EXERCISE PROMPT — Without the pictures, can you quote each line below exactly?

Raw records
-------------------------

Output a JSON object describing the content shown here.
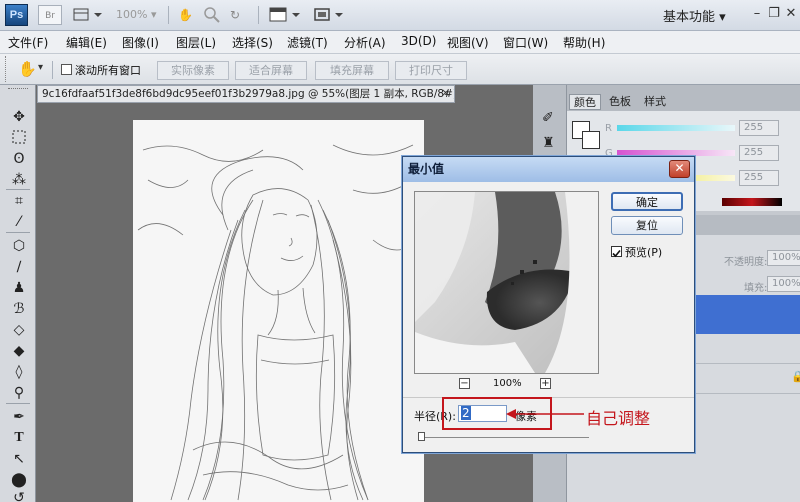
{
  "titlebar": {
    "app_logo": "Ps",
    "zoom_level": "100%",
    "workspace": "基本功能",
    "icons": [
      "br-icon",
      "view-extras-icon",
      "hand-icon",
      "zoom-icon",
      "rotate-icon",
      "arrange-icon",
      "screen-mode-icon"
    ]
  },
  "menubar": {
    "items": [
      "文件(F)",
      "编辑(E)",
      "图像(I)",
      "图层(L)",
      "选择(S)",
      "滤镜(T)",
      "分析(A)",
      "3D(D)",
      "视图(V)",
      "窗口(W)",
      "帮助(H)"
    ]
  },
  "options": {
    "scroll_all": "滚动所有窗口",
    "buttons": [
      "实际像素",
      "适合屏幕",
      "填充屏幕",
      "打印尺寸"
    ]
  },
  "document": {
    "tab_title": "9c16fdfaaf51f3de8f6bd9dc95eef01f3b2979a8.jpg @ 55%(图层 1 副本, RGB/8#)",
    "modified_mark": "*",
    "close": "×"
  },
  "right_panel": {
    "tabs": [
      "颜色",
      "色板",
      "样式"
    ],
    "channels": [
      {
        "label": "R",
        "value": "255"
      },
      {
        "label": "G",
        "value": "255"
      },
      {
        "label": "B",
        "value": "255"
      }
    ],
    "layers": {
      "opacity_label": "不透明度:",
      "opacity_value": "100%",
      "fill_label": "填充:",
      "fill_value": "100%"
    }
  },
  "dialog": {
    "title": "最小值",
    "close": "✕",
    "ok": "确定",
    "reset": "复位",
    "preview_label": "预览(P)",
    "preview_checked": true,
    "zoom": "100%",
    "radius_label": "半径(R):",
    "radius_value": "2",
    "unit": "像素"
  },
  "annotation": "自己调整",
  "colors": {
    "annotation": "#c4161c",
    "titlebar": "#d3dae4",
    "selection": "#316ac5"
  }
}
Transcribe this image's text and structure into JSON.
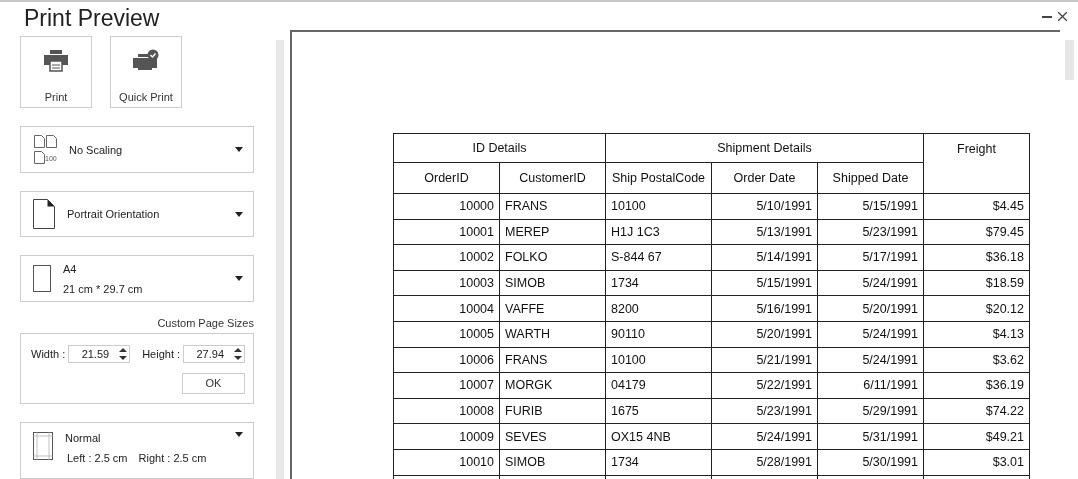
{
  "window": {
    "title": "Print Preview"
  },
  "actions": [
    {
      "kind": "print",
      "label": "Print"
    },
    {
      "kind": "quick",
      "label": "Quick Print"
    }
  ],
  "scaling": {
    "label": "No Scaling",
    "icon_caption": "100"
  },
  "orientation": {
    "label": "Portrait Orientation"
  },
  "paper": {
    "name": "A4",
    "size": "21 cm * 29.7 cm"
  },
  "custom_size": {
    "heading": "Custom Page Sizes",
    "width_label": "Width :",
    "width_value": "21.59",
    "height_label": "Height :",
    "height_value": "27.94",
    "ok": "OK"
  },
  "margins": {
    "name": "Normal",
    "left": "Left : 2.5 cm",
    "right": "Right : 2.5 cm"
  },
  "table": {
    "groups": [
      {
        "label": "ID Details"
      },
      {
        "label": "Shipment Details"
      }
    ],
    "freight_header": "Freight",
    "columns": [
      "OrderID",
      "CustomerID",
      "Ship PostalCode",
      "Order Date",
      "Shipped Date"
    ],
    "rows": [
      [
        "10000",
        "FRANS",
        "10100",
        "5/10/1991",
        "5/15/1991",
        "$4.45"
      ],
      [
        "10001",
        "MEREP",
        "H1J 1C3",
        "5/13/1991",
        "5/23/1991",
        "$79.45"
      ],
      [
        "10002",
        "FOLKO",
        "S-844 67",
        "5/14/1991",
        "5/17/1991",
        "$36.18"
      ],
      [
        "10003",
        "SIMOB",
        "1734",
        "5/15/1991",
        "5/24/1991",
        "$18.59"
      ],
      [
        "10004",
        "VAFFE",
        "8200",
        "5/16/1991",
        "5/20/1991",
        "$20.12"
      ],
      [
        "10005",
        "WARTH",
        "90110",
        "5/20/1991",
        "5/24/1991",
        "$4.13"
      ],
      [
        "10006",
        "FRANS",
        "10100",
        "5/21/1991",
        "5/24/1991",
        "$3.62"
      ],
      [
        "10007",
        "MORGK",
        "04179",
        "5/22/1991",
        "6/11/1991",
        "$36.19"
      ],
      [
        "10008",
        "FURIB",
        "1675",
        "5/23/1991",
        "5/29/1991",
        "$74.22"
      ],
      [
        "10009",
        "SEVES",
        "OX15 4NB",
        "5/24/1991",
        "5/31/1991",
        "$49.21"
      ],
      [
        "10010",
        "SIMOB",
        "1734",
        "5/28/1991",
        "5/30/1991",
        "$3.01"
      ]
    ]
  }
}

-------------------------

OUTPUT —
Output a JSON object describing the content shown here.
{
  "titlebar": {
    "app_logo": "Ps",
    "zoom_level": "100%",
    "workspace": "基本功能",
    "icons": [
      "br-icon",
      "view-extras-icon",
      "hand-icon",
      "zoom-icon",
      "rotate-icon",
      "arrange-icon",
      "screen-mode-icon"
    ]
  },
  "menubar": {
    "items": [
      "文件(F)",
      "编辑(E)",
      "图像(I)",
      "图层(L)",
      "选择(S)",
      "滤镜(T)",
      "分析(A)",
      "3D(D)",
      "视图(V)",
      "窗口(W)",
      "帮助(H)"
    ]
  },
  "options": {
    "scroll_all": "滚动所有窗口",
    "buttons": [
      "实际像素",
      "适合屏幕",
      "填充屏幕",
      "打印尺寸"
    ]
  },
  "document": {
    "tab_title": "9c16fdfaaf51f3de8f6bd9dc95eef01f3b2979a8.jpg @ 55%(图层 1 副本, RGB/8#)",
    "modified_mark": "*",
    "close": "×"
  },
  "right_panel": {
    "tabs": [
      "颜色",
      "色板",
      "样式"
    ],
    "channels": [
      {
        "label": "R",
        "value": "255"
      },
      {
        "label": "G",
        "value": "255"
      },
      {
        "label": "B",
        "value": "255"
      }
    ],
    "layers": {
      "opacity_label": "不透明度:",
      "opacity_value": "100%",
      "fill_label": "填充:",
      "fill_value": "100%"
    }
  },
  "dialog": {
    "title": "最小值",
    "close": "✕",
    "ok": "确定",
    "reset": "复位",
    "preview_label": "预览(P)",
    "preview_checked": true,
    "zoom": "100%",
    "radius_label": "半径(R):",
    "radius_value": "2",
    "unit": "像素"
  },
  "annotation": "自己调整",
  "colors": {
    "annotation": "#c4161c",
    "titlebar": "#d3dae4",
    "selection": "#316ac5"
  }
}
Transcribe this image's text and structure into JSON.
{
  "window": {
    "title": "Print Preview"
  },
  "actions": [
    {
      "kind": "print",
      "label": "Print"
    },
    {
      "kind": "quick",
      "label": "Quick Print"
    }
  ],
  "scaling": {
    "label": "No Scaling",
    "icon_caption": "100"
  },
  "orientation": {
    "label": "Portrait Orientation"
  },
  "paper": {
    "name": "A4",
    "size": "21 cm * 29.7 cm"
  },
  "custom_size": {
    "heading": "Custom Page Sizes",
    "width_label": "Width :",
    "width_value": "21.59",
    "height_label": "Height :",
    "height_value": "27.94",
    "ok": "OK"
  },
  "margins": {
    "name": "Normal",
    "left": "Left : 2.5 cm",
    "right": "Right : 2.5 cm"
  },
  "table": {
    "groups": [
      {
        "label": "ID Details"
      },
      {
        "label": "Shipment Details"
      }
    ],
    "freight_header": "Freight",
    "columns": [
      "OrderID",
      "CustomerID",
      "Ship PostalCode",
      "Order Date",
      "Shipped Date"
    ],
    "rows": [
      [
        "10000",
        "FRANS",
        "10100",
        "5/10/1991",
        "5/15/1991",
        "$4.45"
      ],
      [
        "10001",
        "MEREP",
        "H1J 1C3",
        "5/13/1991",
        "5/23/1991",
        "$79.45"
      ],
      [
        "10002",
        "FOLKO",
        "S-844 67",
        "5/14/1991",
        "5/17/1991",
        "$36.18"
      ],
      [
        "10003",
        "SIMOB",
        "1734",
        "5/15/1991",
        "5/24/1991",
        "$18.59"
      ],
      [
        "10004",
        "VAFFE",
        "8200",
        "5/16/1991",
        "5/20/1991",
        "$20.12"
      ],
      [
        "10005",
        "WARTH",
        "90110",
        "5/20/1991",
        "5/24/1991",
        "$4.13"
      ],
      [
        "10006",
        "FRANS",
        "10100",
        "5/21/1991",
        "5/24/1991",
        "$3.62"
      ],
      [
        "10007",
        "MORGK",
        "04179",
        "5/22/1991",
        "6/11/1991",
        "$36.19"
      ],
      [
        "10008",
        "FURIB",
        "1675",
        "5/23/1991",
        "5/29/1991",
        "$74.22"
      ],
      [
        "10009",
        "SEVES",
        "OX15 4NB",
        "5/24/1991",
        "5/31/1991",
        "$49.21"
      ],
      [
        "10010",
        "SIMOB",
        "1734",
        "5/28/1991",
        "5/30/1991",
        "$3.01"
      ]
    ]
  }
}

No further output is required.